## [WHAT IS ASKED]
Print every record below exactly as written.

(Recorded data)
>> START

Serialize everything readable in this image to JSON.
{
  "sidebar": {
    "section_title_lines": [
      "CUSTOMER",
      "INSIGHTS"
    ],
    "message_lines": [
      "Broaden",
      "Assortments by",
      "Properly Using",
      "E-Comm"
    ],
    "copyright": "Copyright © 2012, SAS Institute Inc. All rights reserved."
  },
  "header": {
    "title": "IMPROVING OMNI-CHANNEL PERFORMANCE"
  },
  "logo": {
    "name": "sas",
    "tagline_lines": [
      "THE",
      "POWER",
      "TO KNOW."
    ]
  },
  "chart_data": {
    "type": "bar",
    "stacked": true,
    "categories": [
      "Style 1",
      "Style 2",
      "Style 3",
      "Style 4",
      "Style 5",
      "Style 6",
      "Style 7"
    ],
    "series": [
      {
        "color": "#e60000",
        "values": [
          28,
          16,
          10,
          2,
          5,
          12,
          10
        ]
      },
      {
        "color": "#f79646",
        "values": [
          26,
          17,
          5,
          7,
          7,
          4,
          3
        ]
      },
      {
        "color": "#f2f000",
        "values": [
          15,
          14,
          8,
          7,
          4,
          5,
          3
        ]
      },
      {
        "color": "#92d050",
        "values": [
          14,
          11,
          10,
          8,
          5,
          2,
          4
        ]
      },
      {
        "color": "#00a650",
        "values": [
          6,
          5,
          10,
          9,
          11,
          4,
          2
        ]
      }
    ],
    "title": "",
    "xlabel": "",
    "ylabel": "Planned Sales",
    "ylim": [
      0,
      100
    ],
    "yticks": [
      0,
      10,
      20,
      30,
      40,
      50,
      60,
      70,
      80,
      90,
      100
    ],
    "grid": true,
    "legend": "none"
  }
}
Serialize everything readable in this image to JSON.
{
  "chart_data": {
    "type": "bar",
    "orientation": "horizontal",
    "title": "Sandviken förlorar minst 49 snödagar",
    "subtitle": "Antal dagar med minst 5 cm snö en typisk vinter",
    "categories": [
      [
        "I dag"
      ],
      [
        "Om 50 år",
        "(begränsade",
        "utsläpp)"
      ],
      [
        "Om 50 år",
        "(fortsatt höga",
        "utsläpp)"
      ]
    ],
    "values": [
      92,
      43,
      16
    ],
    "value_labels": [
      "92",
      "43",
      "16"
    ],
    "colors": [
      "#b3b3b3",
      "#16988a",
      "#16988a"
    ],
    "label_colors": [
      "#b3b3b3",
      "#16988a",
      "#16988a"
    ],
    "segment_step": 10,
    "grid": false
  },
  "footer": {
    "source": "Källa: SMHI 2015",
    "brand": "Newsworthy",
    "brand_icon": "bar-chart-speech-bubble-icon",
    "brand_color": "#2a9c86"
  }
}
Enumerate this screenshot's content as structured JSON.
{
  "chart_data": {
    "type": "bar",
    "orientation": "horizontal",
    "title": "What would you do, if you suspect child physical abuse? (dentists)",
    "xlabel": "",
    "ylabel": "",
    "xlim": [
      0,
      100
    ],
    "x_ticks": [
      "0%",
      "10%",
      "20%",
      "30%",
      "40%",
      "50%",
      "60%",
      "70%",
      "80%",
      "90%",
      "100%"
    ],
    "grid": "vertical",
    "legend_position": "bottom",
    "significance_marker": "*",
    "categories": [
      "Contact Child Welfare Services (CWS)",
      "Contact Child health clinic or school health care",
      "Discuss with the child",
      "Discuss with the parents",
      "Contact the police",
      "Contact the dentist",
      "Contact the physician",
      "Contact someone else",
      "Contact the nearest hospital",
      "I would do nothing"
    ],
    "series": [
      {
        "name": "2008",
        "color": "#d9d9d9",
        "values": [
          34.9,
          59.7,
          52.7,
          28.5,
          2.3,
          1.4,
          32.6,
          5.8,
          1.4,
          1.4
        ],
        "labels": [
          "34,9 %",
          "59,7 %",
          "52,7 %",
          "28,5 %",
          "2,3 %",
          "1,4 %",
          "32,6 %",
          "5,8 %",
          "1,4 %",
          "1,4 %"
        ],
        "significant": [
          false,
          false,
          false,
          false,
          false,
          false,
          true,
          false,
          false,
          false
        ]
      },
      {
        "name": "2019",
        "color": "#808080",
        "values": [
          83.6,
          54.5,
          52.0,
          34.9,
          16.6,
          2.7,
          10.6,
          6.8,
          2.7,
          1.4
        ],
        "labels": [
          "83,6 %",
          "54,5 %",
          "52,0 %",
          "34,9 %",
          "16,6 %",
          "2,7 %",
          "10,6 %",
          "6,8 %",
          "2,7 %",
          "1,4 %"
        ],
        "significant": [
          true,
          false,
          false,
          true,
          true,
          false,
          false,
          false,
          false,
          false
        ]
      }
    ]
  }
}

>> END

## [CORRECT RESULT]
Serialize everything readable in this image to JSON.
{
  "sidebar": {
    "section_title_lines": [
      "CUSTOMER",
      "INSIGHTS"
    ],
    "message_lines": [
      "Broaden",
      "Assortments by",
      "Properly Using",
      "E-Comm"
    ],
    "copyright": "Copyright © 2012, SAS Institute Inc. All rights reserved."
  },
  "header": {
    "title": "IMPROVING OMNI-CHANNEL PERFORMANCE"
  },
  "logo": {
    "name": "sas",
    "tagline_lines": [
      "THE",
      "POWER",
      "TO KNOW."
    ]
  },
  "chart_data": {
    "type": "bar",
    "stacked": true,
    "categories": [
      "Style 1",
      "Style 2",
      "Style 3",
      "Style 4",
      "Style 5",
      "Style 6",
      "Style 7"
    ],
    "series": [
      {
        "color": "#e60000",
        "values": [
          28,
          16,
          10,
          2,
          5,
          12,
          10
        ]
      },
      {
        "color": "#f79646",
        "values": [
          26,
          17,
          5,
          7,
          7,
          4,
          3
        ]
      },
      {
        "color": "#f2f000",
        "values": [
          15,
          14,
          8,
          7,
          4,
          5,
          3
        ]
      },
      {
        "color": "#92d050",
        "values": [
          14,
          11,
          10,
          8,
          5,
          2,
          4
        ]
      },
      {
        "color": "#00a650",
        "values": [
          6,
          5,
          10,
          9,
          11,
          4,
          2
        ]
      }
    ],
    "title": "",
    "xlabel": "",
    "ylabel": "Planned Sales",
    "ylim": [
      0,
      100
    ],
    "yticks": [
      0,
      10,
      20,
      30,
      40,
      50,
      60,
      70,
      80,
      90,
      100
    ],
    "grid": true,
    "legend": "none"
  }
}
Serialize everything readable in this image to JSON.
{
  "chart_data": {
    "type": "bar",
    "orientation": "horizontal",
    "title": "Sandviken förlorar minst 49 snödagar",
    "subtitle": "Antal dagar med minst 5 cm snö en typisk vinter",
    "categories": [
      [
        "I dag"
      ],
      [
        "Om 50 år",
        "(begränsade",
        "utsläpp)"
      ],
      [
        "Om 50 år",
        "(fortsatt höga",
        "utsläpp)"
      ]
    ],
    "values": [
      92,
      43,
      16
    ],
    "value_labels": [
      "92",
      "43",
      "16"
    ],
    "colors": [
      "#b3b3b3",
      "#16988a",
      "#16988a"
    ],
    "label_colors": [
      "#b3b3b3",
      "#16988a",
      "#16988a"
    ],
    "segment_step": 10,
    "grid": false
  },
  "footer": {
    "source": "Källa: SMHI 2015",
    "brand": "Newsworthy",
    "brand_icon": "bar-chart-speech-bubble-icon",
    "brand_color": "#2a9c86"
  }
}
Enumerate this screenshot's content as structured JSON.
{
  "chart_data": {
    "type": "bar",
    "orientation": "horizontal",
    "title": "What would you do, if you suspect child physical abuse? (dentists)",
    "xlabel": "",
    "ylabel": "",
    "xlim": [
      0,
      100
    ],
    "x_ticks": [
      "0%",
      "10%",
      "20%",
      "30%",
      "40%",
      "50%",
      "60%",
      "70%",
      "80%",
      "90%",
      "100%"
    ],
    "grid": "vertical",
    "legend_position": "bottom",
    "significance_marker": "*",
    "categories": [
      "Contact Child Welfare Services (CWS)",
      "Contact Child health clinic or school health care",
      "Discuss with the child",
      "Discuss with the parents",
      "Contact the police",
      "Contact the dentist",
      "Contact the physician",
      "Contact someone else",
      "Contact the nearest hospital",
      "I would do nothing"
    ],
    "series": [
      {
        "name": "2008",
        "color": "#d9d9d9",
        "values": [
          34.9,
          59.7,
          52.7,
          28.5,
          2.3,
          1.4,
          32.6,
          5.8,
          1.4,
          1.4
        ],
        "labels": [
          "34,9 %",
          "59,7 %",
          "52,7 %",
          "28,5 %",
          "2,3 %",
          "1,4 %",
          "32,6 %",
          "5,8 %",
          "1,4 %",
          "1,4 %"
        ],
        "significant": [
          false,
          false,
          false,
          false,
          false,
          false,
          true,
          false,
          false,
          false
        ]
      },
      {
        "name": "2019",
        "color": "#808080",
        "values": [
          83.6,
          54.5,
          52.0,
          34.9,
          16.6,
          2.7,
          10.6,
          6.8,
          2.7,
          1.4
        ],
        "labels": [
          "83,6 %",
          "54,5 %",
          "52,0 %",
          "34,9 %",
          "16,6 %",
          "2,7 %",
          "10,6 %",
          "6,8 %",
          "2,7 %",
          "1,4 %"
        ],
        "significant": [
          true,
          false,
          false,
          true,
          true,
          false,
          false,
          false,
          false,
          false
        ]
      }
    ]
  }
}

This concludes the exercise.